> **AIM**
Note how many lines hold the string "JSON" and give that number without any other words.

> **DATA FOR PROCESSING**
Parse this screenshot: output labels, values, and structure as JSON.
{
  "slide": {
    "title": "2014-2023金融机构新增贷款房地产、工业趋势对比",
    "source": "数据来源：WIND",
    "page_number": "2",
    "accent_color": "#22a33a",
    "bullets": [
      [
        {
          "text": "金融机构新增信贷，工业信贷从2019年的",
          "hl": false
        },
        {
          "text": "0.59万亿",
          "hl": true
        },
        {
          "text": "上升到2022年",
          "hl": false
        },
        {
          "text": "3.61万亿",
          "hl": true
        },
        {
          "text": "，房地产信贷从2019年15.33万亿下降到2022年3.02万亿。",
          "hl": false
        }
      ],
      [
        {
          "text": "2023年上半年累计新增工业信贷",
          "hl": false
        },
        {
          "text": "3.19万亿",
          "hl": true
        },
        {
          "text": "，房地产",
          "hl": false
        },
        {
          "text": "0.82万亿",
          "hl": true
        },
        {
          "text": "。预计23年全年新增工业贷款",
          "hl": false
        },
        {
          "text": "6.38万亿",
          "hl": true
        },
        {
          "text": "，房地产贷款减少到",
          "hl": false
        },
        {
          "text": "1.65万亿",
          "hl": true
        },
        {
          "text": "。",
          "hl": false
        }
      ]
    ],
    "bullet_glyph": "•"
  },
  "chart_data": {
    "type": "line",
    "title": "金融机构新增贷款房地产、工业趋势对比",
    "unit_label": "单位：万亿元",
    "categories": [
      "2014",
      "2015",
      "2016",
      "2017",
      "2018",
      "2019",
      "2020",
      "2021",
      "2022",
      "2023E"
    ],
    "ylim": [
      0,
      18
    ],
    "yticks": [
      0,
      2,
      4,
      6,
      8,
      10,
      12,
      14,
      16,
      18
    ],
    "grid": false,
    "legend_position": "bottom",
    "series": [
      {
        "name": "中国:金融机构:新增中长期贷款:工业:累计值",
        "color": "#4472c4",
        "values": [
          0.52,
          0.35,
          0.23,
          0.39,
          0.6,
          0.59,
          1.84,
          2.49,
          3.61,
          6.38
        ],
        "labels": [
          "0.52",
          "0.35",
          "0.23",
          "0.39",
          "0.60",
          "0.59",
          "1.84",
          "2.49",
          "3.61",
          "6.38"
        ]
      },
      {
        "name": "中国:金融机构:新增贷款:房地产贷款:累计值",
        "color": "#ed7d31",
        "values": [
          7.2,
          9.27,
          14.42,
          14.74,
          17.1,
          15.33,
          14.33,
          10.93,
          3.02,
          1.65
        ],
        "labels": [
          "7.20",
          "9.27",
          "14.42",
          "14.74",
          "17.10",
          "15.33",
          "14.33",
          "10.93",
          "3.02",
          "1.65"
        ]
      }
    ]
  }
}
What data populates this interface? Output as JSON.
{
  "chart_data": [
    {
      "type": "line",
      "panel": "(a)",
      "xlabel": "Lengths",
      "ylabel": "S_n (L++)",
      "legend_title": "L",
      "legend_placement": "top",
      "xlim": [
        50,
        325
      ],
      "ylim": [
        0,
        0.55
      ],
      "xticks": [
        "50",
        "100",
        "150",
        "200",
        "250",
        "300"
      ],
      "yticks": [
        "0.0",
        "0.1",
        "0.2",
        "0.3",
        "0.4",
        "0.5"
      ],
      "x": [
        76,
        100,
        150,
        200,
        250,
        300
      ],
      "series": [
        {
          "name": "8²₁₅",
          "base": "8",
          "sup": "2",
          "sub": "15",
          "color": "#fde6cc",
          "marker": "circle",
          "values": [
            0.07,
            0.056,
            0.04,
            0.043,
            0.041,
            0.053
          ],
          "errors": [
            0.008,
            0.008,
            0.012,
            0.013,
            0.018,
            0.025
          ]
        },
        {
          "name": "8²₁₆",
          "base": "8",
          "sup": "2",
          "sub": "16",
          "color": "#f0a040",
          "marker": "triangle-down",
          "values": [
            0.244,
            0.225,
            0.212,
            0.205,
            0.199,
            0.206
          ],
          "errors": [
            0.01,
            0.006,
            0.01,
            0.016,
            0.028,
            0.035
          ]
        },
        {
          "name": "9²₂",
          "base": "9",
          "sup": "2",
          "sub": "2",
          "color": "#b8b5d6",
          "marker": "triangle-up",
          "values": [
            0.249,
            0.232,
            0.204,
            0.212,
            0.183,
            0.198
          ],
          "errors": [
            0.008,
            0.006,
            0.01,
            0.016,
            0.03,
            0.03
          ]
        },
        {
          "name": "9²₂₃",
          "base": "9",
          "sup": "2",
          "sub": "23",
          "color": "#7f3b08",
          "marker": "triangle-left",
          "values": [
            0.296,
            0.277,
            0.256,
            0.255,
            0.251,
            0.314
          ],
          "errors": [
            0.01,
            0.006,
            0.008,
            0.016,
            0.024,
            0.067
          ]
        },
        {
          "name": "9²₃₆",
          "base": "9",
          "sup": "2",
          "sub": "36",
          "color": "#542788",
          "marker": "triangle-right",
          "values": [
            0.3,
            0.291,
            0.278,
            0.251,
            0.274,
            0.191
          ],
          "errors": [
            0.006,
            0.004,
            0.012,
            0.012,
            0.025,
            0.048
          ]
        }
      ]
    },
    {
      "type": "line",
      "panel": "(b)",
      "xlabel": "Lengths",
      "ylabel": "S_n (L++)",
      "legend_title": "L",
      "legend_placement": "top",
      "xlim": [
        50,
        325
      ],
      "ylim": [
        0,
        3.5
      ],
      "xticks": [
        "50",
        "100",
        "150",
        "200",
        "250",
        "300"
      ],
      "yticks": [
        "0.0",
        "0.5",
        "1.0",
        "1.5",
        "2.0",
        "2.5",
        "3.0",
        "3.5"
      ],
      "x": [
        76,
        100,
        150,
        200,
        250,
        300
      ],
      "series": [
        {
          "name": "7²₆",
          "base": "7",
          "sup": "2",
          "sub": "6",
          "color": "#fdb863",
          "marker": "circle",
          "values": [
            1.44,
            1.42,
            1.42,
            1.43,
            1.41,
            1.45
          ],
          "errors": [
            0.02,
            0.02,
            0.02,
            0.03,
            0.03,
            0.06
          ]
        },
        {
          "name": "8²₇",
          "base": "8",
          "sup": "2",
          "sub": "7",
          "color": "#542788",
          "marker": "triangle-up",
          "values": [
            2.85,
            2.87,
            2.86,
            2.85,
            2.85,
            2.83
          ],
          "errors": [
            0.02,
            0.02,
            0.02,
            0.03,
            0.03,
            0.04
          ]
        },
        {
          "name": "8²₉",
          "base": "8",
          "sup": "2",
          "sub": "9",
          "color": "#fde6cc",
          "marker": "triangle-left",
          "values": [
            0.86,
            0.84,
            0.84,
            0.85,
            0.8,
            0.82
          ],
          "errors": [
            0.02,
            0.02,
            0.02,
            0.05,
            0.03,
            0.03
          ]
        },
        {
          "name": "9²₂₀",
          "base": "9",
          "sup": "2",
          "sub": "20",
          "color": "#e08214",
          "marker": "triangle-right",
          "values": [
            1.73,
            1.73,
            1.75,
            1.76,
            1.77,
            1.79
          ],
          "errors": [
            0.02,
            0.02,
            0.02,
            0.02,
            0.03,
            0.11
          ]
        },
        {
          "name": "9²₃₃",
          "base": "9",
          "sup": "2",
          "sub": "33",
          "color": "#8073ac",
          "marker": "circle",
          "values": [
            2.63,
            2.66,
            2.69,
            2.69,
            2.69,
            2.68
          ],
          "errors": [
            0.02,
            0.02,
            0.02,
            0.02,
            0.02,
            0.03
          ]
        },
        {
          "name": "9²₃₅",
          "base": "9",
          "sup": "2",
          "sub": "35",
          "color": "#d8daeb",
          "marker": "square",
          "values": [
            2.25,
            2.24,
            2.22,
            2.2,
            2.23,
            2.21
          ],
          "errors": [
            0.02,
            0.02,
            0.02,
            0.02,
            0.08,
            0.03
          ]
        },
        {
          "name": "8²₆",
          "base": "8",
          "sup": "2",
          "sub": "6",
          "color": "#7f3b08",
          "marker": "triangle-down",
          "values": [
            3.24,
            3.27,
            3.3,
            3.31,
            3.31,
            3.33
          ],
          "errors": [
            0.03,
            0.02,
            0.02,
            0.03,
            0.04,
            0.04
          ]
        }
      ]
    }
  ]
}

> **ANSWER**
2